→ **What you have to do**
Identify all lines below that hold "Compile" and collect them.

Stored data entries
>>>>

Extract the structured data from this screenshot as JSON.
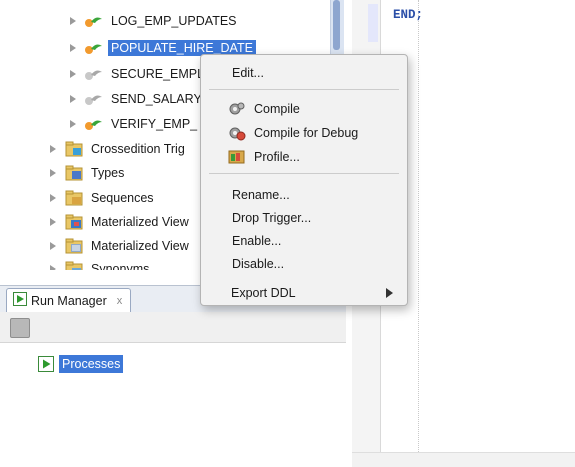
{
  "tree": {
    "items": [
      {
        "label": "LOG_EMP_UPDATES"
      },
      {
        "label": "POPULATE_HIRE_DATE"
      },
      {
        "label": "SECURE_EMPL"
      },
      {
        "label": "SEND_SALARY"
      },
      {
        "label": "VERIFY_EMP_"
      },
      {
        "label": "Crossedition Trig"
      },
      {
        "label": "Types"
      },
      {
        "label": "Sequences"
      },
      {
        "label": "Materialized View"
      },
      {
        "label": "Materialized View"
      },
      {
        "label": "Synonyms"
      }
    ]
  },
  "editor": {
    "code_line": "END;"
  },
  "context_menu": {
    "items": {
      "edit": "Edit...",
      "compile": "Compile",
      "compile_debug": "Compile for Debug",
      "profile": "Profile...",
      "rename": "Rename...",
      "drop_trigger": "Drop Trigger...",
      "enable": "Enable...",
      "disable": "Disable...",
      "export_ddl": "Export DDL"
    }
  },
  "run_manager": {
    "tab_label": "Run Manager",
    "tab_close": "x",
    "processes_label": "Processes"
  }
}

<<<<
>>>>

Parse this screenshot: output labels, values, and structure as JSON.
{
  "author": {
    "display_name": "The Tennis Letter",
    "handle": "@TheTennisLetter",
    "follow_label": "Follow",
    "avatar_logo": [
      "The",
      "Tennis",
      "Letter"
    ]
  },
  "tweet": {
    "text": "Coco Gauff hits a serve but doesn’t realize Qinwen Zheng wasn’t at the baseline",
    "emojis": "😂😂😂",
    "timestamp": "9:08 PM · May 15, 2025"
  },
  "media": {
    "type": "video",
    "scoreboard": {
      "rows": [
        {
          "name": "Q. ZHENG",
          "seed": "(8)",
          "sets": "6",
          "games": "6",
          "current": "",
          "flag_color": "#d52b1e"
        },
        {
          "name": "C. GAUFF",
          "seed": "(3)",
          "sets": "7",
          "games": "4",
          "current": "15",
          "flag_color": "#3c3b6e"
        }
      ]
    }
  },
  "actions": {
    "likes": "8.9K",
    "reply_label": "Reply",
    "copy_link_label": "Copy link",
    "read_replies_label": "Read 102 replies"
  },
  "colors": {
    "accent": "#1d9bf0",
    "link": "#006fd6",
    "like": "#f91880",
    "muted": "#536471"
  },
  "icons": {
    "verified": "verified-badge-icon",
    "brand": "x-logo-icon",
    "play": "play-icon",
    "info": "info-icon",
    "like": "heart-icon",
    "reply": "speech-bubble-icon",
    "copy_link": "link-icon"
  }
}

<<<<
>>>>

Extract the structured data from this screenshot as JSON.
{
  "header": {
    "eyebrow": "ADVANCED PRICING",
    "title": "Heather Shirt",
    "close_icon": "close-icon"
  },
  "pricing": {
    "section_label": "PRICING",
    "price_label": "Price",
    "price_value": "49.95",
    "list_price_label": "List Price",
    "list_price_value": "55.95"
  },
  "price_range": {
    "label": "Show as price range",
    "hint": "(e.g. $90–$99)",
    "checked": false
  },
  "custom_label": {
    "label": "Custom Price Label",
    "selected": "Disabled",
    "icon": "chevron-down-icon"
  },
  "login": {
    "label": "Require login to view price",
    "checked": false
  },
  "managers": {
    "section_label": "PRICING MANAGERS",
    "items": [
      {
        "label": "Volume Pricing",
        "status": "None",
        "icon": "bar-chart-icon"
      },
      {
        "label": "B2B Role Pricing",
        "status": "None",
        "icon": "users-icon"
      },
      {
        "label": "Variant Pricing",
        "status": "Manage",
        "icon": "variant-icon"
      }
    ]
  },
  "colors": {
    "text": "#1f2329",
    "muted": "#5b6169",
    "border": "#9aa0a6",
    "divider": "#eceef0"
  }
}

<<<<

→ **Result**
      "compile": "Compile",
      "compile_debug": "Compile for Debug",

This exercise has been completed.